=== ENTRIES ===

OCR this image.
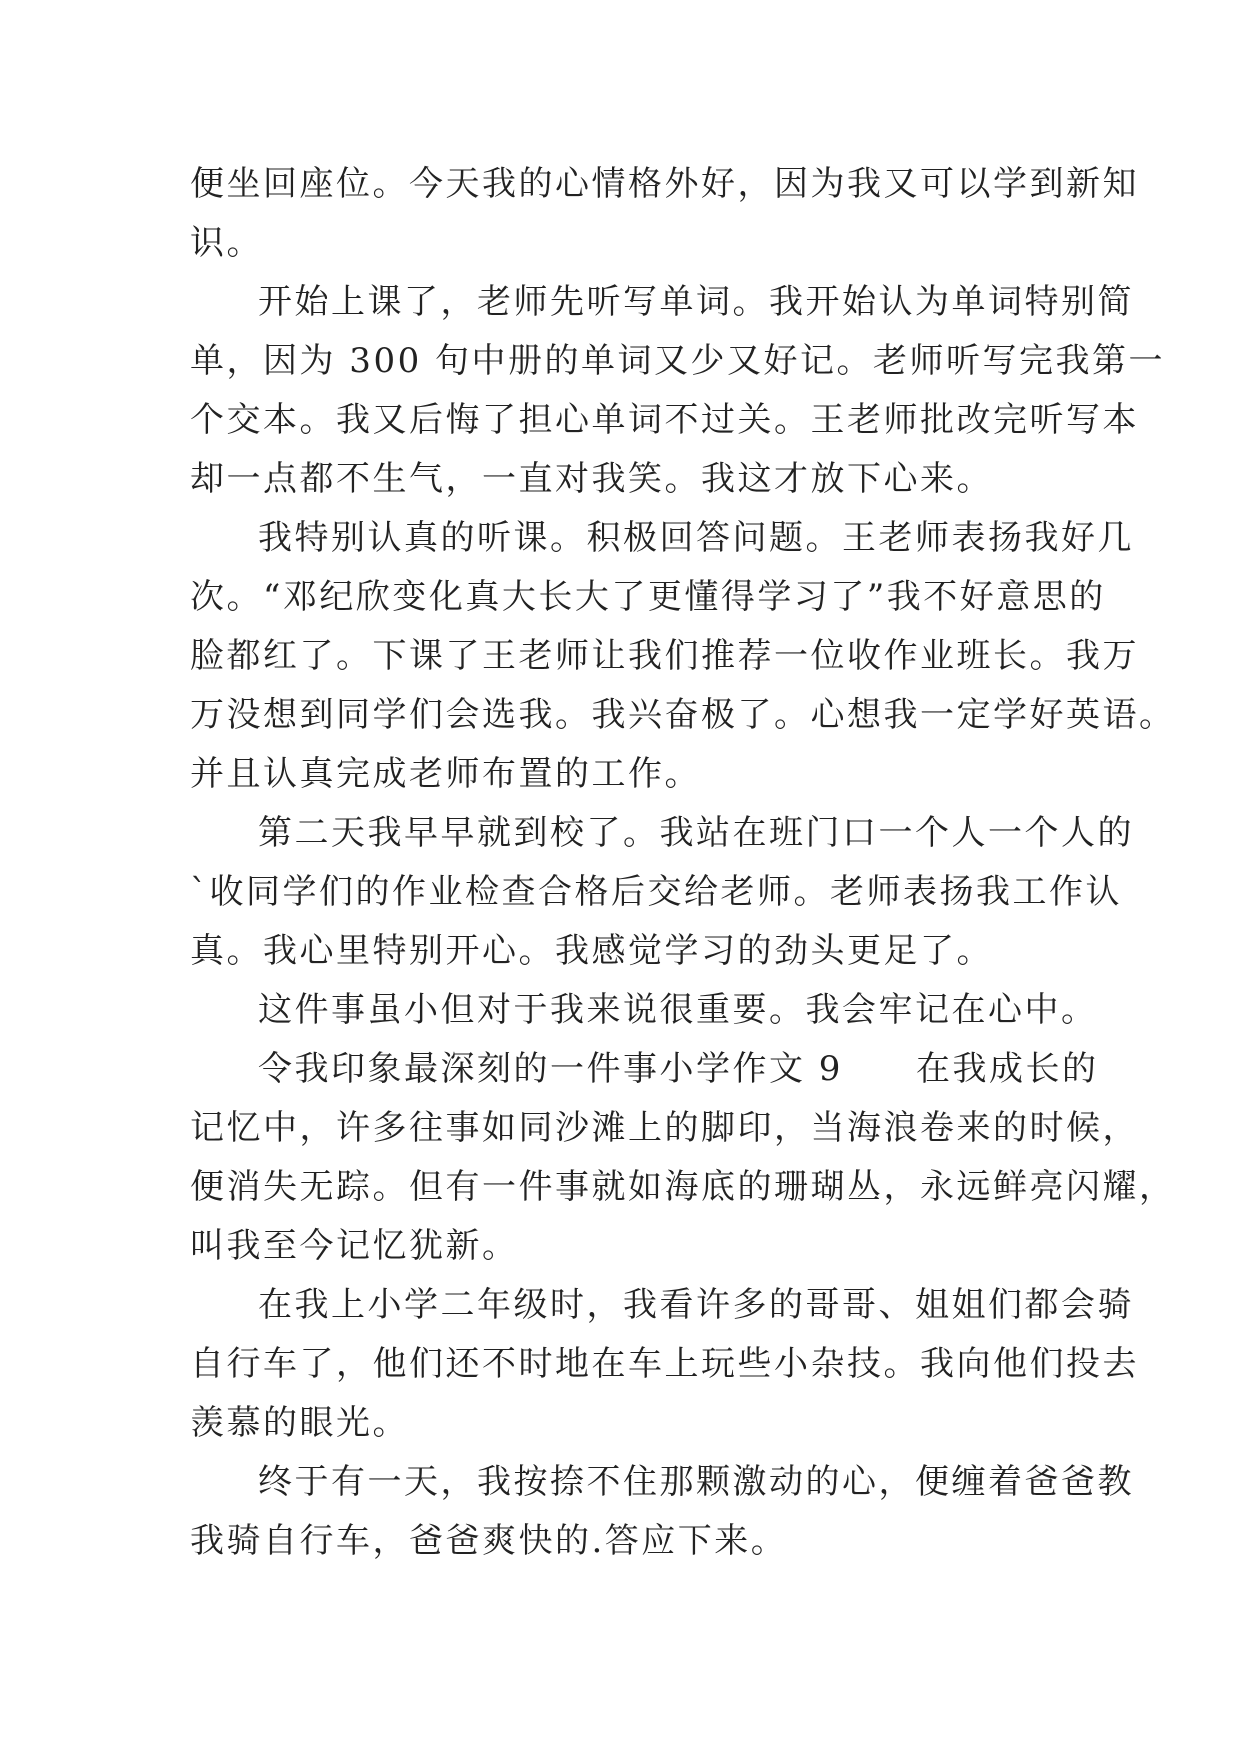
便坐回座位。今天我的心情格外好，因为我又可以学到新知
识。
开始上课了，老师先听写单词。我开始认为单词特别简
单，因为 300 句中册的单词又少又好记。老师听写完我第一
个交本。我又后悔了担心单词不过关。王老师批改完听写本
却一点都不生气，一直对我笑。我这才放下心来。
我特别认真的听课。积极回答问题。王老师表扬我好几
次。“邓纪欣变化真大长大了更懂得学习了”我不好意思的
脸都红了。下课了王老师让我们推荐一位收作业班长。我万
万没想到同学们会选我。我兴奋极了。心想我一定学好英语。
并且认真完成老师布置的工作。
第二天我早早就到校了。我站在班门口一个人一个人的
`收同学们的作业检查合格后交给老师。老师表扬我工作认
真。我心里特别开心。我感觉学习的劲头更足了。
这件事虽小但对于我来说很重要。我会牢记在心中。
令我印象最深刻的一件事小学作文 9　　在我成长的
记忆中，许多往事如同沙滩上的脚印，当海浪卷来的时候，
便消失无踪。但有一件事就如海底的珊瑚丛，永远鲜亮闪耀，
叫我至今记忆犹新。
在我上小学二年级时，我看许多的哥哥、姐姐们都会骑
自行车了，他们还不时地在车上玩些小杂技。我向他们投去
羡慕的眼光。
终于有一天，我按捺不住那颗激动的心，便缠着爸爸教
我骑自行车，爸爸爽快的.答应下来。
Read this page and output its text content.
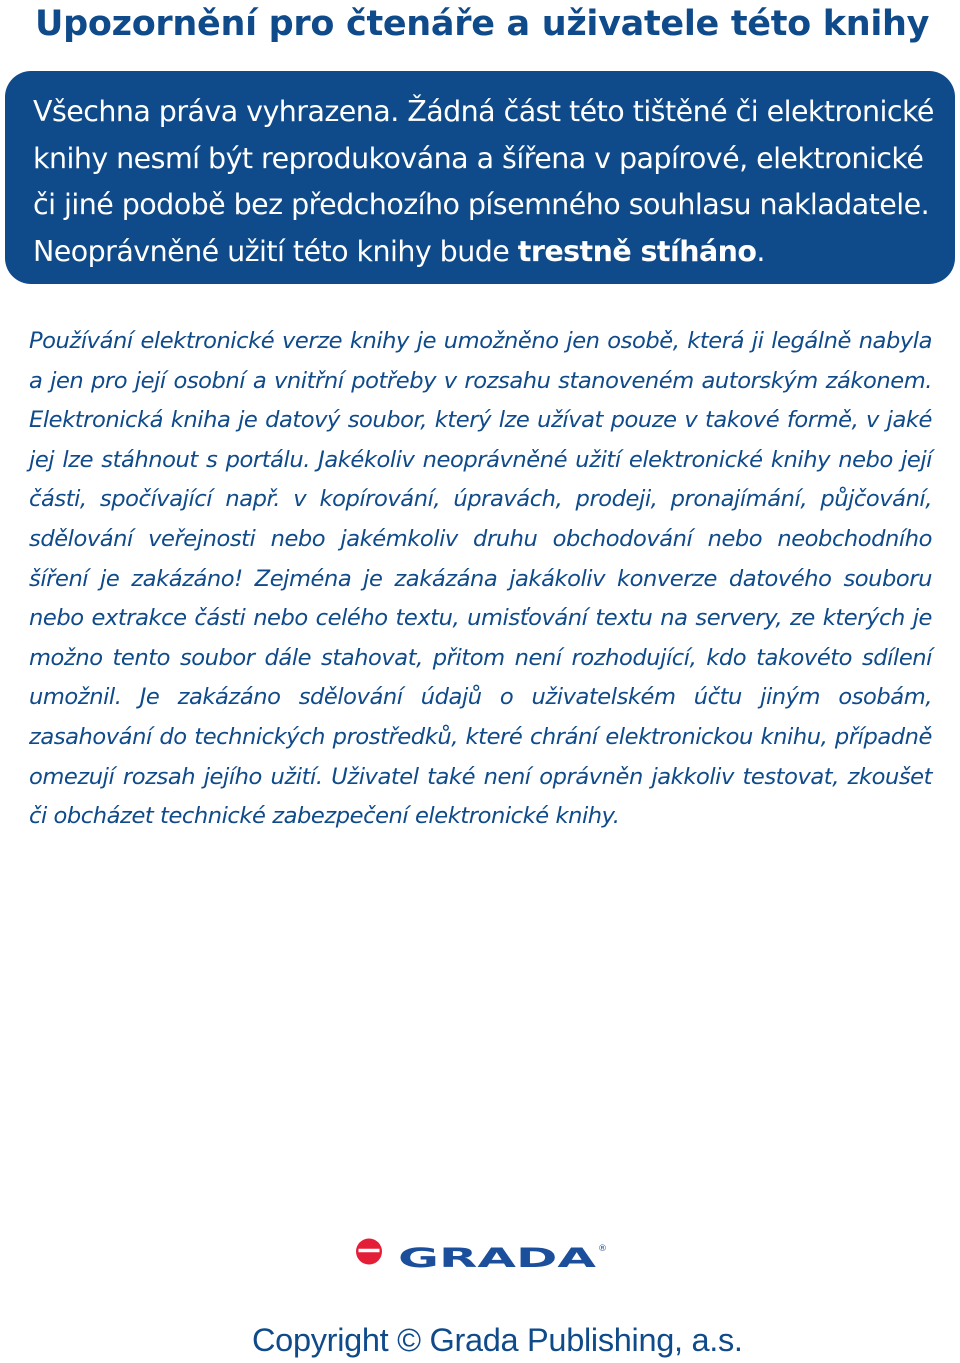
Upozornění pro čtenáře a uživatele této knihy

Všechna práva vyhrazena. Žádná část této tištěné či elektronické knihy nesmí být reprodukována a šířena v papírové, elektronické či jiné podobě bez předchozího písemného souhlasu nakladatele. Neoprávněné užití této knihy bude trestně stíháno.

Používání elektronické verze knihy je umožněno jen osobě, která ji legálně nabyla a jen pro její osobní a vnitřní potřeby v rozsahu stanoveném autorským zákonem. Elektronická kniha je datový soubor, který lze užívat pouze v takové formě, v jaké jej lze stáhnout s portálu. Jakékoliv neoprávněné užití elektronické knihy nebo její části, spočívající např. v kopírování, úpravách, prodeji, pronajímání, půjčování, sdělování veřejnosti nebo jakémkoliv druhu obchodování nebo neobchodního šíření je zakázáno! Zejména je zakázána jakákoliv konverze datového souboru nebo extrakce části nebo celého textu, umisťování textu na servery, ze kterých je možno tento soubor dále stahovat, přitom není rozhodující, kdo takovéto sdílení umožnil. Je zakázáno sdělování údajů o uživatelském účtu jiným osobám, zasahování do technických prostředků, které chrání elektronickou knihu, případně omezují rozsah jejího užití. Uživatel také není oprávněn jakkoliv testovat, zkoušet či obcházet technické zabezpečení elektronické knihy.

GRADA ®

Copyright © Grada Publishing, a.s.
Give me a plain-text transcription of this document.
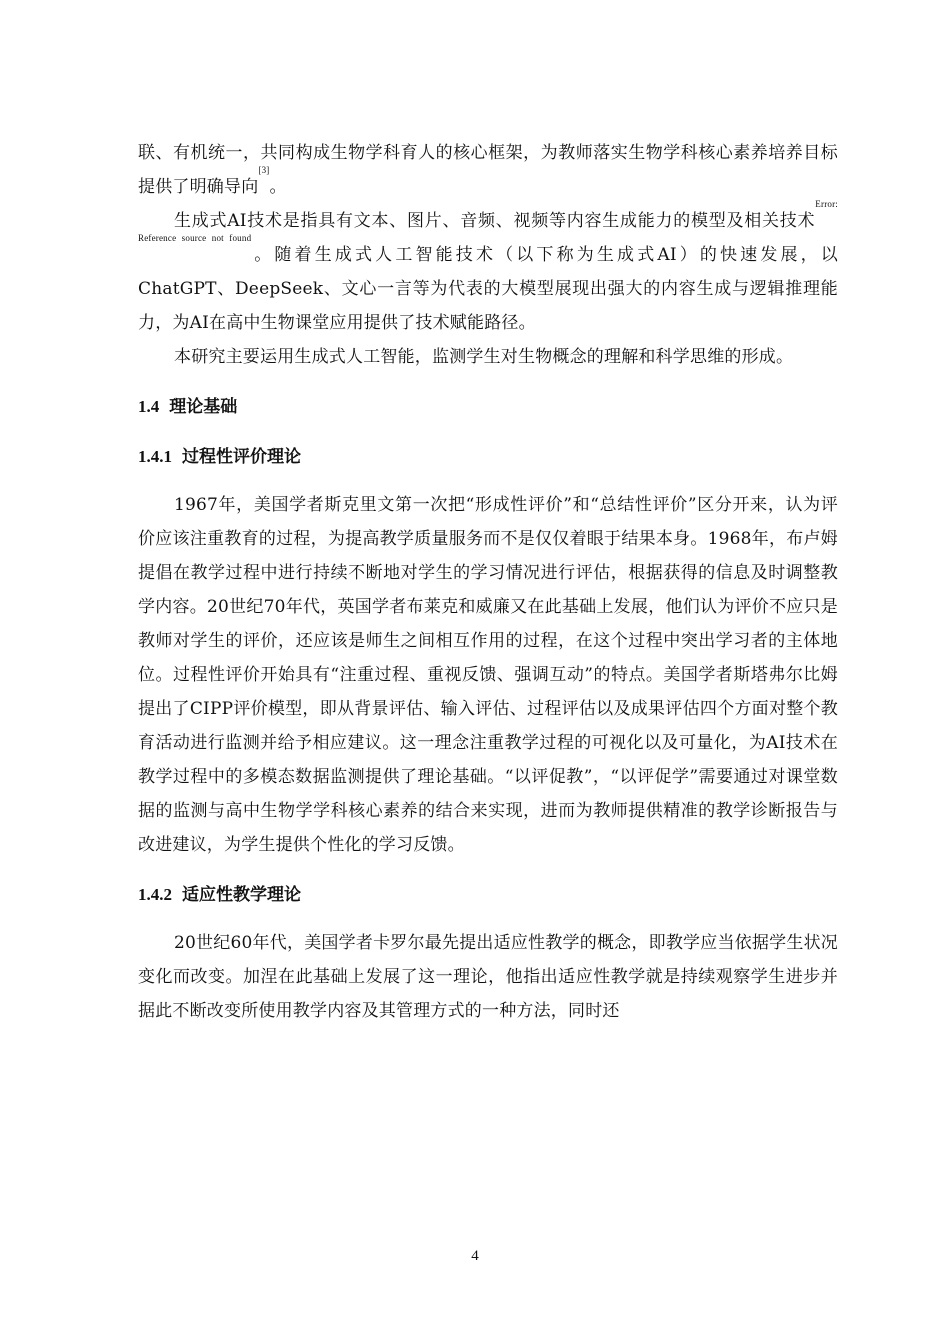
联、有机统一，共同构成生物学科育人的核心框架，为教师落实生物学科核心素养培养目标提供了明确导向[3]。

生成式AI技术是指具有文本、图片、音频、视频等内容生成能力的模型及相关技术$^{Error: Reference source not found}$。随着生成式人工智能技术（以下称为生成式AI）的快速发展，以ChatGPT、DeepSeek、文心一言等为代表的大模型展现出强大的内容生成与逻辑推理能力，为AI在高中生物课堂应用提供了技术赋能路径。

本研究主要运用生成式人工智能，监测学生对生物概念的理解和科学思维的形成。

1.4 理论基础
1.4.1 过程性评价理论

1967年，美国学者斯克里文第一次把“形成性评价”和“总结性评价”区分开来，认为评价应该注重教育的过程，为提高教学质量服务而不是仅仅着眼于结果本身。1968年，布卢姆提倡在教学过程中进行持续不断地对学生的学习情况进行评估，根据获得的信息及时调整教学内容。20世纪70年代，英国学者布莱克和威廉又在此基础上发展，他们认为评价不应只是教师对学生的评价，还应该是师生之间相互作用的过程，在这个过程中突出学习者的主体地位。过程性评价开始具有“注重过程、重视反馈、强调互动”的特点。美国学者斯塔弗尔比姆提出了CIPP评价模型，即从背景评估、输入评估、过程评估以及成果评估四个方面对整个教育活动进行监测并给予相应建议。这一理念注重教学过程的可视化以及可量化，为AI技术在教学过程中的多模态数据监测提供了理论基础。“以评促教”，“以评促学”需要通过对课堂数据的监测与高中生物学学科核心素养的结合来实现，进而为教师提供精准的教学诊断报告与改进建议，为学生提供个性化的学习反馈。

1.4.2 适应性教学理论

20世纪60年代，美国学者卡罗尔最先提出适应性教学的概念，即教学应当依据学生状况变化而改变。加涅在此基础上发展了这一理论，他指出适应性教学就是持续观察学生进步并据此不断改变所使用教学内容及其管理方式的一种方法，同时还

4
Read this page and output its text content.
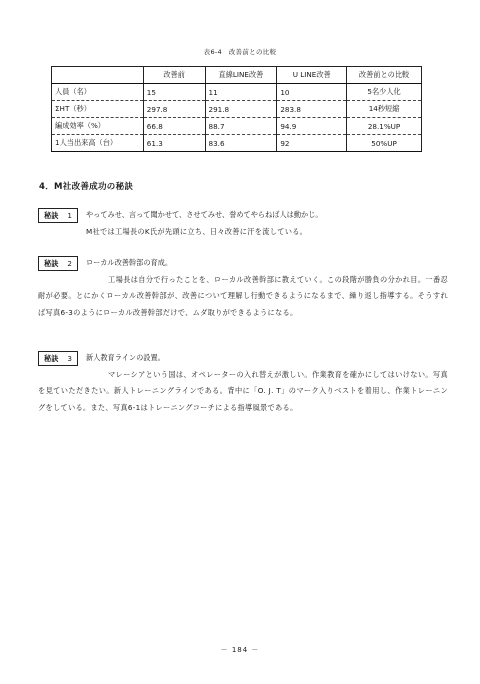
表6-4　改善前との比較
	改善前	直線LINE改善	U LINE改善	改善前との比較
人員（名）	15	11	10	5名少人化
ΣHT（秒）	297.8	291.8	283.8	14秒短縮
編成効率（%）	66.8	88.7	94.9	28.1%UP
1人当出来高（台）	61.3	83.6	92	50%UP
4．M社改善成功の秘訣
秘訣 1	やってみせ、言って聞かせて、させてみせ、誉めてやらねば人は動かじ。

M社では工場長のK氏が先頭に立ち、日々改善に汗を流している。

秘訣 2	ローカル改善幹部の育成。

工場長は自分で行ったことを、ローカル改善幹部に教えていく。この段階が勝負の分かれ目。一番忍耐が必要。とにかくローカル改善幹部が、改善について理解し行動できるようになるまで、繰り返し指導する。そうすれば写真6-3のようにローカル改善幹部だけで、ムダ取りができるようになる。

秘訣 3	新人教育ラインの設置。

マレーシアという国は、オペレーターの入れ替えが激しい。作業教育を確かにしてはいけない。写真を見ていただきたい。新人トレーニングラインである。背中に「O. J. T」のマーク入りベストを着用し、作業トレーニングをしている。また、写真6-1はトレーニングコーチによる指導風景である。

－ 184 －
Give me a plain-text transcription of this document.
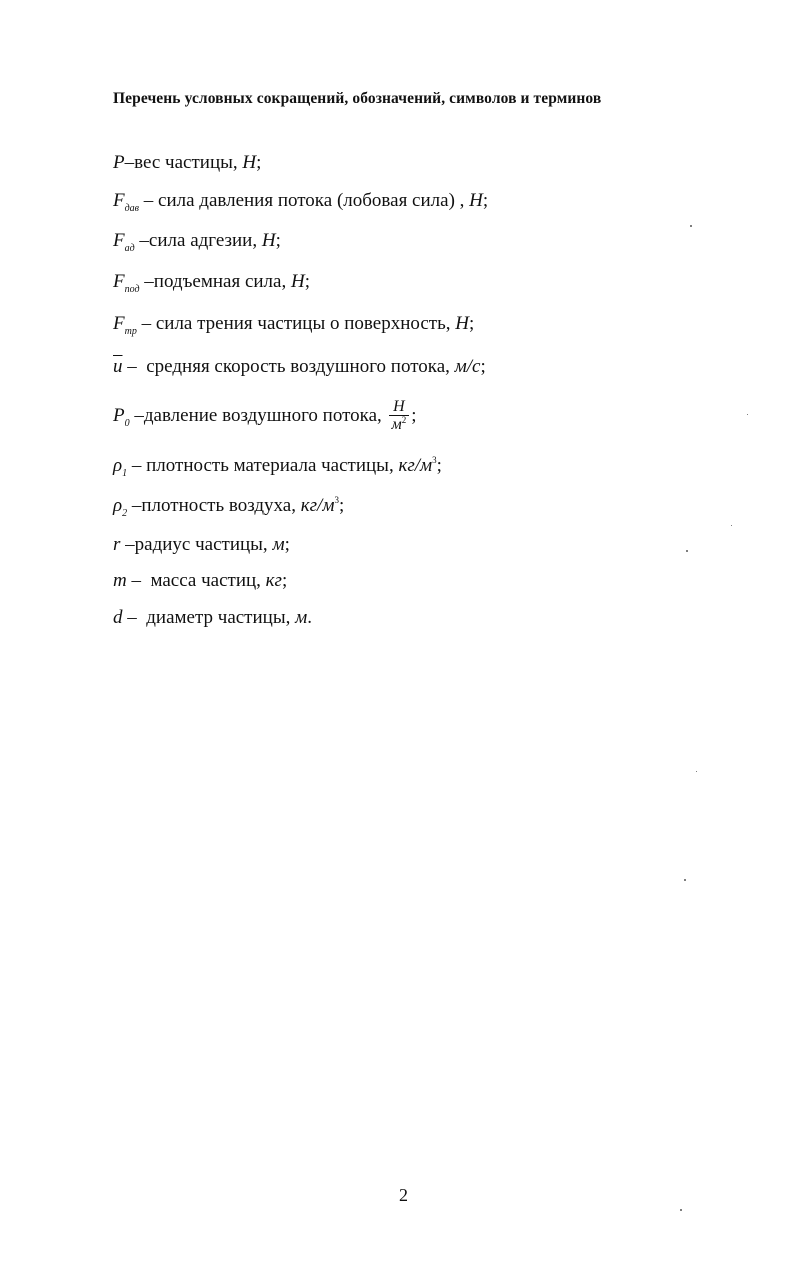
Перечень условных сокращений, обозначений, символов и терминов
P–вес частицы, H;
$F_{дав}$ – сила давления потока (лобовая сила) , H;
$F_{ад}$ –сила адгезии, H;
$F_{под}$ –подъемная сила, H;
$F_{тр}$ – сила трения частицы о поверхность, H;
$\overline{u}$ – средняя скорость воздушного потока, м/с;
$P_0$ –давление воздушного потока, $\frac{H}{м^2}$ ;
$\rho_1$ – плотность материала частицы, $кг/м^3$;
$\rho_2$ –плотность воздуха, $кг/м^3$;
r –радиус частицы, м;
m – масса частиц, кг;
d – диаметр частицы, м.
2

===

■ WRITTEN INSTRUCTION ■
Retype the entries word for word. Omit any images.

■ SOLUTION TO THE EXERCISE ■
OCR this image.
便坐回座位。今天我的心情格外好，因为我又可以学到新知
识。
开始上课了，老师先听写单词。我开始认为单词特别简
单，因为 300 句中册的单词又少又好记。老师听写完我第一
个交本。我又后悔了担心单词不过关。王老师批改完听写本
却一点都不生气，一直对我笑。我这才放下心来。
我特别认真的听课。积极回答问题。王老师表扬我好几
次。“邓纪欣变化真大长大了更懂得学习了”我不好意思的
脸都红了。下课了王老师让我们推荐一位收作业班长。我万
万没想到同学们会选我。我兴奋极了。心想我一定学好英语。
并且认真完成老师布置的工作。
第二天我早早就到校了。我站在班门口一个人一个人的
`收同学们的作业检查合格后交给老师。老师表扬我工作认
真。我心里特别开心。我感觉学习的劲头更足了。
这件事虽小但对于我来说很重要。我会牢记在心中。
令我印象最深刻的一件事小学作文 9　　在我成长的
记忆中，许多往事如同沙滩上的脚印，当海浪卷来的时候，
便消失无踪。但有一件事就如海底的珊瑚丛，永远鲜亮闪耀，
叫我至今记忆犹新。
在我上小学二年级时，我看许多的哥哥、姐姐们都会骑
自行车了，他们还不时地在车上玩些小杂技。我向他们投去
羡慕的眼光。
终于有一天，我按捺不住那颗激动的心，便缠着爸爸教
我骑自行车，爸爸爽快的.答应下来。
Read this page and output its text content.
Upozornění pro čtenáře a uživatele této knihy

Všechna práva vyhrazena. Žádná část této tištěné či elektronické knihy nesmí být reprodukována a šířena v papírové, elektronické či jiné podobě bez předchozího písemného souhlasu nakladatele. Neoprávněné užití této knihy bude trestně stíháno.

Používání elektronické verze knihy je umožněno jen osobě, která ji legálně nabyla a jen pro její osobní a vnitřní potřeby v rozsahu stanoveném autorským zákonem. Elektronická kniha je datový soubor, který lze užívat pouze v takové formě, v jaké jej lze stáhnout s portálu. Jakékoliv neoprávněné užití elektronické knihy nebo její části, spočívající např. v kopírování, úpravách, prodeji, pronajímání, půjčování, sdělování veřejnosti nebo jakémkoliv druhu obchodování nebo neobchodního šíření je zakázáno! Zejména je zakázána jakákoliv konverze datového souboru nebo extrakce části nebo celého textu, umisťování textu na servery, ze kterých je možno tento soubor dále stahovat, přitom není rozhodující, kdo takovéto sdílení umožnil. Je zakázáno sdělování údajů o uživatelském účtu jiným osobám, zasahování do technických prostředků, které chrání elektronickou knihu, případně omezují rozsah jejího užití. Uživatel také není oprávněn jakkoliv testovat, zkoušet či obcházet technické zabezpečení elektronické knihy.

GRADA ®

Copyright © Grada Publishing, a.s.
Give me a plain-text transcription of this document.
联、有机统一，共同构成生物学科育人的核心框架，为教师落实生物学科核心素养培养目标提供了明确导向[3]。

生成式AI技术是指具有文本、图片、音频、视频等内容生成能力的模型及相关技术$^{Error: Reference source not found}$。随着生成式人工智能技术（以下称为生成式AI）的快速发展，以ChatGPT、DeepSeek、文心一言等为代表的大模型展现出强大的内容生成与逻辑推理能力，为AI在高中生物课堂应用提供了技术赋能路径。

本研究主要运用生成式人工智能，监测学生对生物概念的理解和科学思维的形成。

1.4 理论基础
1.4.1 过程性评价理论

1967年，美国学者斯克里文第一次把“形成性评价”和“总结性评价”区分开来，认为评价应该注重教育的过程，为提高教学质量服务而不是仅仅着眼于结果本身。1968年，布卢姆提倡在教学过程中进行持续不断地对学生的学习情况进行评估，根据获得的信息及时调整教学内容。20世纪70年代，英国学者布莱克和威廉又在此基础上发展，他们认为评价不应只是教师对学生的评价，还应该是师生之间相互作用的过程，在这个过程中突出学习者的主体地位。过程性评价开始具有“注重过程、重视反馈、强调互动”的特点。美国学者斯塔弗尔比姆提出了CIPP评价模型，即从背景评估、输入评估、过程评估以及成果评估四个方面对整个教育活动进行监测并给予相应建议。这一理念注重教学过程的可视化以及可量化，为AI技术在教学过程中的多模态数据监测提供了理论基础。“以评促教”，“以评促学”需要通过对课堂数据的监测与高中生物学学科核心素养的结合来实现，进而为教师提供精准的教学诊断报告与改进建议，为学生提供个性化的学习反馈。

1.4.2 适应性教学理论

20世纪60年代，美国学者卡罗尔最先提出适应性教学的概念，即教学应当依据学生状况变化而改变。加涅在此基础上发展了这一理论，他指出适应性教学就是持续观察学生进步并据此不断改变所使用教学内容及其管理方式的一种方法，同时还

4
Read this page and output its text content.
表6-4　改善前との比較
	改善前	直線LINE改善	U LINE改善	改善前との比較
人員（名）	15	11	10	5名少人化
ΣHT（秒）	297.8	291.8	283.8	14秒短縮
編成効率（%）	66.8	88.7	94.9	28.1%UP
1人当出来高（台）	61.3	83.6	92	50%UP
4．M社改善成功の秘訣
秘訣 1	やってみせ、言って聞かせて、させてみせ、誉めてやらねば人は動かじ。

M社では工場長のK氏が先頭に立ち、日々改善に汗を流している。

秘訣 2	ローカル改善幹部の育成。

工場長は自分で行ったことを、ローカル改善幹部に教えていく。この段階が勝負の分かれ目。一番忍耐が必要。とにかくローカル改善幹部が、改善について理解し行動できるようになるまで、繰り返し指導する。そうすれば写真6-3のようにローカル改善幹部だけで、ムダ取りができるようになる。

秘訣 3	新人教育ラインの設置。

マレーシアという国は、オペレーターの入れ替えが激しい。作業教育を確かにしてはいけない。写真を見ていただきたい。新人トレーニングラインである。背中に「O. J. T」のマーク入りベストを着用し、作業トレーニングをしている。また、写真6-1はトレーニングコーチによる指導風景である。

－ 184 －
Give me a plain-text transcription of this document.
Перечень условных сокращений, обозначений, символов и терминов
P–вес частицы, H;
$F_{дав}$ – сила давления потока (лобовая сила) , H;
$F_{ад}$ –сила адгезии, H;
$F_{под}$ –подъемная сила, H;
$F_{тр}$ – сила трения частицы о поверхность, H;
$\overline{u}$ – средняя скорость воздушного потока, м/с;
$P_0$ –давление воздушного потока, $\frac{H}{м^2}$ ;
$\rho_1$ – плотность материала частицы, $кг/м^3$;
$\rho_2$ –плотность воздуха, $кг/м^3$;
r –радиус частицы, м;
m – масса частиц, кг;
d – диаметр частицы, м.
2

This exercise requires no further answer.